▶ **Your instructions**: Write out every single entry exactly.

--- Start Material provided ---

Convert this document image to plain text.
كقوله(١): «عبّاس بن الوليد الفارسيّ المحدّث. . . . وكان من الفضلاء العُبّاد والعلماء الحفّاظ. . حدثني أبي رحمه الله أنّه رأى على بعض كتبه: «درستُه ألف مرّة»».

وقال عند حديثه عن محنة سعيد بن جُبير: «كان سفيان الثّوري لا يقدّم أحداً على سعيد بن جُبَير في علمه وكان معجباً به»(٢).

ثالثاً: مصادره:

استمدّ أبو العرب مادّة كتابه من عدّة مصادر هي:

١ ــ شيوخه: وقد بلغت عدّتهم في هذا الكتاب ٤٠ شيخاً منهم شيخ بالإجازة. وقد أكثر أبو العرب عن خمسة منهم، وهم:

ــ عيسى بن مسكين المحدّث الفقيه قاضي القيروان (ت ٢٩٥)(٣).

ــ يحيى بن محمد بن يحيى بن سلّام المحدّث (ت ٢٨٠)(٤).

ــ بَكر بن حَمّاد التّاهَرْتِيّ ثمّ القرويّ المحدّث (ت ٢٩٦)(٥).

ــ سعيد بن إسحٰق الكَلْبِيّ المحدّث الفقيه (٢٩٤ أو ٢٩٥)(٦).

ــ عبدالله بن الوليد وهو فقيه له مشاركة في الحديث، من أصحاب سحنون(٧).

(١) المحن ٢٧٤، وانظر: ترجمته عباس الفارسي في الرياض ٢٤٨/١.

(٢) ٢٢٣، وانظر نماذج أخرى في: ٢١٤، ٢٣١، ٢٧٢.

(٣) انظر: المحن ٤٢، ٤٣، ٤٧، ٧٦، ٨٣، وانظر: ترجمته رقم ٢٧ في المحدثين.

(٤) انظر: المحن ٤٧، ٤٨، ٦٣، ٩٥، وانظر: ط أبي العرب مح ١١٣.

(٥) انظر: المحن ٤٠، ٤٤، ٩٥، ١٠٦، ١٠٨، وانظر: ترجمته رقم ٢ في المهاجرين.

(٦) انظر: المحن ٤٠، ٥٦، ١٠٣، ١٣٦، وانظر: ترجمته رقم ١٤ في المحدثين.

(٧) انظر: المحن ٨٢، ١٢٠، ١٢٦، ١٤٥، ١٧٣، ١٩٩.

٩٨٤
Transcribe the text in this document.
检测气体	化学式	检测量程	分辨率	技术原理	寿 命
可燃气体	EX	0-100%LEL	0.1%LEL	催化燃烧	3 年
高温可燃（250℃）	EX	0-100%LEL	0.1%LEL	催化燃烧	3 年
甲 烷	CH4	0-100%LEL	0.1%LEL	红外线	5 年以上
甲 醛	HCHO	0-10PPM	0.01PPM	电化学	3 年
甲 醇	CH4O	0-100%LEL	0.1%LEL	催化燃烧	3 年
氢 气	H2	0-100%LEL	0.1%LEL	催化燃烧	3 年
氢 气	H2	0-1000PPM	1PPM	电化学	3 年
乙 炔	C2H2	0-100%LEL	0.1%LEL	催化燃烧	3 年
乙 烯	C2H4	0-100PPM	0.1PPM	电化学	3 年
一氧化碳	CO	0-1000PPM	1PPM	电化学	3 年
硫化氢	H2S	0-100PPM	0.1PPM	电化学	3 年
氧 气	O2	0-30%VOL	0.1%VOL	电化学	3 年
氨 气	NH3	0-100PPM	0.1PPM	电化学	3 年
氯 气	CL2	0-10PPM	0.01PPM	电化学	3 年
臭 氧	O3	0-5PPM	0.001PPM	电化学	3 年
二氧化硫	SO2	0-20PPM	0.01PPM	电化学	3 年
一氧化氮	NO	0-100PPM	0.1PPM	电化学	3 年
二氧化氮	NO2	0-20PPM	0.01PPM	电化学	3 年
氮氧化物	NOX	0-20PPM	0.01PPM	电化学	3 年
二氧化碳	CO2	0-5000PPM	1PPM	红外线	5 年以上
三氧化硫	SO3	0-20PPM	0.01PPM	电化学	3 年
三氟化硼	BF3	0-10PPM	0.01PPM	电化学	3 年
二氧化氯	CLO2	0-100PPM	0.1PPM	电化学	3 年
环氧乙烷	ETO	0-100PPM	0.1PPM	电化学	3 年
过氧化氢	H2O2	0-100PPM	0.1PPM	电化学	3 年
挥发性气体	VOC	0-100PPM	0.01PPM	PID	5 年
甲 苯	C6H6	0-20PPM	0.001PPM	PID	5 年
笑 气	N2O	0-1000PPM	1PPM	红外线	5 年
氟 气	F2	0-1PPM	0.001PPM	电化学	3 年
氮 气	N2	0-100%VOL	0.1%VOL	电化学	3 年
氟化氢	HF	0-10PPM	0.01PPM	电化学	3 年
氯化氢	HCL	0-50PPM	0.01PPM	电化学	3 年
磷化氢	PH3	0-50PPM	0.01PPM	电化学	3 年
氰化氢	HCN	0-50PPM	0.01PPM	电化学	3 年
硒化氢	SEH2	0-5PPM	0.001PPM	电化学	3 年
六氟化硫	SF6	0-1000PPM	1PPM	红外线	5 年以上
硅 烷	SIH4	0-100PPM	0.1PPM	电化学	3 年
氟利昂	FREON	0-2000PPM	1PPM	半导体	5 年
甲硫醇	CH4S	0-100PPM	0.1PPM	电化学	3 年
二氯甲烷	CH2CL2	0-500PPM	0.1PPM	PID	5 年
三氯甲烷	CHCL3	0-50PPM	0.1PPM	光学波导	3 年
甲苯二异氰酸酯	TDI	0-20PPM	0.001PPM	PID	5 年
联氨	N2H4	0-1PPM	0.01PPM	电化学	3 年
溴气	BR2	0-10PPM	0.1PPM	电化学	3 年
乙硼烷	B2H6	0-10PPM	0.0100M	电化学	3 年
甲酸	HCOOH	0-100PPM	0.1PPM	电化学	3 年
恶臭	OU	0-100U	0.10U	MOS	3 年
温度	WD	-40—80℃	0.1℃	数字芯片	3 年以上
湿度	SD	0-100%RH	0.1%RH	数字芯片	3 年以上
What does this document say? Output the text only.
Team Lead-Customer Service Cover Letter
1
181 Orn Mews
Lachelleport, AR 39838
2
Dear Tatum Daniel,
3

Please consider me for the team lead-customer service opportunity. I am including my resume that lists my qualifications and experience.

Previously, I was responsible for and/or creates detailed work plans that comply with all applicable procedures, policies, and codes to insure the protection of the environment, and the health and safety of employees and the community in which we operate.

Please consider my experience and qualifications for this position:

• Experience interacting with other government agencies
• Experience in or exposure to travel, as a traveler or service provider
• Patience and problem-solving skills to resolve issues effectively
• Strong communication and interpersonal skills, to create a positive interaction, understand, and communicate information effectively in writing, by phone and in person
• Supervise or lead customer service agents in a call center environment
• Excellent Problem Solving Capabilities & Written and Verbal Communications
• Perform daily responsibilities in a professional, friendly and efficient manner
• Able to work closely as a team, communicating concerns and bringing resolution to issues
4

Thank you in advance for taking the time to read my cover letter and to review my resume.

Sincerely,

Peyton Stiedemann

--- End Material provided ---

▶ **Response to the exercise**:
Convert this document image to plain text.
كقوله(١): «عبّاس بن الوليد الفارسيّ المحدّث. . . . وكان من الفضلاء العُبّاد والعلماء الحفّاظ. . حدثني أبي رحمه الله أنّه رأى على بعض كتبه: «درستُه ألف مرّة»».

وقال عند حديثه عن محنة سعيد بن جُبير: «كان سفيان الثّوري لا يقدّم أحداً على سعيد بن جُبَير في علمه وكان معجباً به»(٢).

ثالثاً: مصادره:

استمدّ أبو العرب مادّة كتابه من عدّة مصادر هي:

١ ــ شيوخه: وقد بلغت عدّتهم في هذا الكتاب ٤٠ شيخاً منهم شيخ بالإجازة. وقد أكثر أبو العرب عن خمسة منهم، وهم:

ــ عيسى بن مسكين المحدّث الفقيه قاضي القيروان (ت ٢٩٥)(٣).

ــ يحيى بن محمد بن يحيى بن سلّام المحدّث (ت ٢٨٠)(٤).

ــ بَكر بن حَمّاد التّاهَرْتِيّ ثمّ القرويّ المحدّث (ت ٢٩٦)(٥).

ــ سعيد بن إسحٰق الكَلْبِيّ المحدّث الفقيه (٢٩٤ أو ٢٩٥)(٦).

ــ عبدالله بن الوليد وهو فقيه له مشاركة في الحديث، من أصحاب سحنون(٧).

(١) المحن ٢٧٤، وانظر: ترجمته عباس الفارسي في الرياض ٢٤٨/١.

(٢) ٢٢٣، وانظر نماذج أخرى في: ٢١٤، ٢٣١، ٢٧٢.

(٣) انظر: المحن ٤٢، ٤٣، ٤٧، ٧٦، ٨٣، وانظر: ترجمته رقم ٢٧ في المحدثين.

(٤) انظر: المحن ٤٧، ٤٨، ٦٣، ٩٥، وانظر: ط أبي العرب مح ١١٣.

(٥) انظر: المحن ٤٠، ٤٤، ٩٥، ١٠٦، ١٠٨، وانظر: ترجمته رقم ٢ في المهاجرين.

(٦) انظر: المحن ٤٠، ٥٦، ١٠٣، ١٣٦، وانظر: ترجمته رقم ١٤ في المحدثين.

(٧) انظر: المحن ٨٢، ١٢٠، ١٢٦، ١٤٥، ١٧٣، ١٩٩.

٩٨٤
Transcribe the text in this document.
检测气体	化学式	检测量程	分辨率	技术原理	寿 命
可燃气体	EX	0-100%LEL	0.1%LEL	催化燃烧	3 年
高温可燃（250℃）	EX	0-100%LEL	0.1%LEL	催化燃烧	3 年
甲 烷	CH4	0-100%LEL	0.1%LEL	红外线	5 年以上
甲 醛	HCHO	0-10PPM	0.01PPM	电化学	3 年
甲 醇	CH4O	0-100%LEL	0.1%LEL	催化燃烧	3 年
氢 气	H2	0-100%LEL	0.1%LEL	催化燃烧	3 年
氢 气	H2	0-1000PPM	1PPM	电化学	3 年
乙 炔	C2H2	0-100%LEL	0.1%LEL	催化燃烧	3 年
乙 烯	C2H4	0-100PPM	0.1PPM	电化学	3 年
一氧化碳	CO	0-1000PPM	1PPM	电化学	3 年
硫化氢	H2S	0-100PPM	0.1PPM	电化学	3 年
氧 气	O2	0-30%VOL	0.1%VOL	电化学	3 年
氨 气	NH3	0-100PPM	0.1PPM	电化学	3 年
氯 气	CL2	0-10PPM	0.01PPM	电化学	3 年
臭 氧	O3	0-5PPM	0.001PPM	电化学	3 年
二氧化硫	SO2	0-20PPM	0.01PPM	电化学	3 年
一氧化氮	NO	0-100PPM	0.1PPM	电化学	3 年
二氧化氮	NO2	0-20PPM	0.01PPM	电化学	3 年
氮氧化物	NOX	0-20PPM	0.01PPM	电化学	3 年
二氧化碳	CO2	0-5000PPM	1PPM	红外线	5 年以上
三氧化硫	SO3	0-20PPM	0.01PPM	电化学	3 年
三氟化硼	BF3	0-10PPM	0.01PPM	电化学	3 年
二氧化氯	CLO2	0-100PPM	0.1PPM	电化学	3 年
环氧乙烷	ETO	0-100PPM	0.1PPM	电化学	3 年
过氧化氢	H2O2	0-100PPM	0.1PPM	电化学	3 年
挥发性气体	VOC	0-100PPM	0.01PPM	PID	5 年
甲 苯	C6H6	0-20PPM	0.001PPM	PID	5 年
笑 气	N2O	0-1000PPM	1PPM	红外线	5 年
氟 气	F2	0-1PPM	0.001PPM	电化学	3 年
氮 气	N2	0-100%VOL	0.1%VOL	电化学	3 年
氟化氢	HF	0-10PPM	0.01PPM	电化学	3 年
氯化氢	HCL	0-50PPM	0.01PPM	电化学	3 年
磷化氢	PH3	0-50PPM	0.01PPM	电化学	3 年
氰化氢	HCN	0-50PPM	0.01PPM	电化学	3 年
硒化氢	SEH2	0-5PPM	0.001PPM	电化学	3 年
六氟化硫	SF6	0-1000PPM	1PPM	红外线	5 年以上
硅 烷	SIH4	0-100PPM	0.1PPM	电化学	3 年
氟利昂	FREON	0-2000PPM	1PPM	半导体	5 年
甲硫醇	CH4S	0-100PPM	0.1PPM	电化学	3 年
二氯甲烷	CH2CL2	0-500PPM	0.1PPM	PID	5 年
三氯甲烷	CHCL3	0-50PPM	0.1PPM	光学波导	3 年
甲苯二异氰酸酯	TDI	0-20PPM	0.001PPM	PID	5 年
联氨	N2H4	0-1PPM	0.01PPM	电化学	3 年
溴气	BR2	0-10PPM	0.1PPM	电化学	3 年
乙硼烷	B2H6	0-10PPM	0.0100M	电化学	3 年
甲酸	HCOOH	0-100PPM	0.1PPM	电化学	3 年
恶臭	OU	0-100U	0.10U	MOS	3 年
温度	WD	-40—80℃	0.1℃	数字芯片	3 年以上
湿度	SD	0-100%RH	0.1%RH	数字芯片	3 年以上
What does this document say? Output the text only.
Team Lead-Customer Service Cover Letter
1
181 Orn Mews
Lachelleport, AR 39838
2
Dear Tatum Daniel,
3

Please consider me for the team lead-customer service opportunity. I am including my resume that lists my qualifications and experience.

Previously, I was responsible for and/or creates detailed work plans that comply with all applicable procedures, policies, and codes to insure the protection of the environment, and the health and safety of employees and the community in which we operate.

Please consider my experience and qualifications for this position:

• Experience interacting with other government agencies
• Experience in or exposure to travel, as a traveler or service provider
• Patience and problem-solving skills to resolve issues effectively
• Strong communication and interpersonal skills, to create a positive interaction, understand, and communicate information effectively in writing, by phone and in person
• Supervise or lead customer service agents in a call center environment
• Excellent Problem Solving Capabilities & Written and Verbal Communications
• Perform daily responsibilities in a professional, friendly and efficient manner
• Able to work closely as a team, communicating concerns and bringing resolution to issues
4

Thank you in advance for taking the time to read my cover letter and to review my resume.

Sincerely,

Peyton Stiedemann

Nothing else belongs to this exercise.